Problem >>
Would you return the complete listing below word for word?

-------- Records provided

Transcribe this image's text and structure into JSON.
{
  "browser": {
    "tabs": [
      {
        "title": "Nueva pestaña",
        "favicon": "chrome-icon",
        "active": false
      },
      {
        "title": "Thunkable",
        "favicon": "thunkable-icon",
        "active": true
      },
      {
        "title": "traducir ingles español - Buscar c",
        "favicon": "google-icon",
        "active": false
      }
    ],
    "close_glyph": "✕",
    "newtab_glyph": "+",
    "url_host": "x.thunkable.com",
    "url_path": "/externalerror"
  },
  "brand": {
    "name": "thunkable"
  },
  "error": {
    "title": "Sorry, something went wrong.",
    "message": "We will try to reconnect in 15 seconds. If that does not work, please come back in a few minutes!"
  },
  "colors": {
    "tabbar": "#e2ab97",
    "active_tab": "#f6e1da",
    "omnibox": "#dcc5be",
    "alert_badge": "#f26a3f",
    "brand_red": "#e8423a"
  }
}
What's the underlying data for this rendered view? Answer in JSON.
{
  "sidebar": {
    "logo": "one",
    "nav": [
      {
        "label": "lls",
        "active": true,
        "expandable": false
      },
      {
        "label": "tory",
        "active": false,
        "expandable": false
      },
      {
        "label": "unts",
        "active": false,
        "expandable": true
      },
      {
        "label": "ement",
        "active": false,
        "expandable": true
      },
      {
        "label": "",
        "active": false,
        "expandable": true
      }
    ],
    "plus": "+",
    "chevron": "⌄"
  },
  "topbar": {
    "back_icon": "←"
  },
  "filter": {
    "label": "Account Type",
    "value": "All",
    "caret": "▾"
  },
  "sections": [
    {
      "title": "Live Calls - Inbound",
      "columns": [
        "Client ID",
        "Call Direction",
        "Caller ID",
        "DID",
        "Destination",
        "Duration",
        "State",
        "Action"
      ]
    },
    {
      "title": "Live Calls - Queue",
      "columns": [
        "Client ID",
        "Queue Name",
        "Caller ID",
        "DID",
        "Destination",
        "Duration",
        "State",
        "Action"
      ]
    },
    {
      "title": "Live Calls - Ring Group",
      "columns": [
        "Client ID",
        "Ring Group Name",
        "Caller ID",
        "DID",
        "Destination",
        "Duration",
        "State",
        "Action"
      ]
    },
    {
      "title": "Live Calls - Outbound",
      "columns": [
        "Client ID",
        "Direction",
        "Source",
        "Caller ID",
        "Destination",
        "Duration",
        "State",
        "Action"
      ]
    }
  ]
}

----------------

Task response >>
Transcribe this image's text and structure into JSON.
{
  "browser": {
    "tabs": [
      {
        "title": "Nueva pestaña",
        "favicon": "chrome-icon",
        "active": false
      },
      {
        "title": "Thunkable",
        "favicon": "thunkable-icon",
        "active": true
      },
      {
        "title": "traducir ingles español - Buscar c",
        "favicon": "google-icon",
        "active": false
      }
    ],
    "close_glyph": "✕",
    "newtab_glyph": "+",
    "url_host": "x.thunkable.com",
    "url_path": "/externalerror"
  },
  "brand": {
    "name": "thunkable"
  },
  "error": {
    "title": "Sorry, something went wrong.",
    "message": "We will try to reconnect in 15 seconds. If that does not work, please come back in a few minutes!"
  },
  "colors": {
    "tabbar": "#e2ab97",
    "active_tab": "#f6e1da",
    "omnibox": "#dcc5be",
    "alert_badge": "#f26a3f",
    "brand_red": "#e8423a"
  }
}
What's the underlying data for this rendered view? Answer in JSON.
{
  "sidebar": {
    "logo": "one",
    "nav": [
      {
        "label": "lls",
        "active": true,
        "expandable": false
      },
      {
        "label": "tory",
        "active": false,
        "expandable": false
      },
      {
        "label": "unts",
        "active": false,
        "expandable": true
      },
      {
        "label": "ement",
        "active": false,
        "expandable": true
      },
      {
        "label": "",
        "active": false,
        "expandable": true
      }
    ],
    "plus": "+",
    "chevron": "⌄"
  },
  "topbar": {
    "back_icon": "←"
  },
  "filter": {
    "label": "Account Type",
    "value": "All",
    "caret": "▾"
  },
  "sections": [
    {
      "title": "Live Calls - Inbound",
      "columns": [
        "Client ID",
        "Call Direction",
        "Caller ID",
        "DID",
        "Destination",
        "Duration",
        "State",
        "Action"
      ]
    },
    {
      "title": "Live Calls - Queue",
      "columns": [
        "Client ID",
        "Queue Name",
        "Caller ID",
        "DID",
        "Destination",
        "Duration",
        "State",
        "Action"
      ]
    },
    {
      "title": "Live Calls - Ring Group",
      "columns": [
        "Client ID",
        "Ring Group Name",
        "Caller ID",
        "DID",
        "Destination",
        "Duration",
        "State",
        "Action"
      ]
    },
    {
      "title": "Live Calls - Outbound",
      "columns": [
        "Client ID",
        "Direction",
        "Source",
        "Caller ID",
        "Destination",
        "Duration",
        "State",
        "Action"
      ]
    }
  ]
}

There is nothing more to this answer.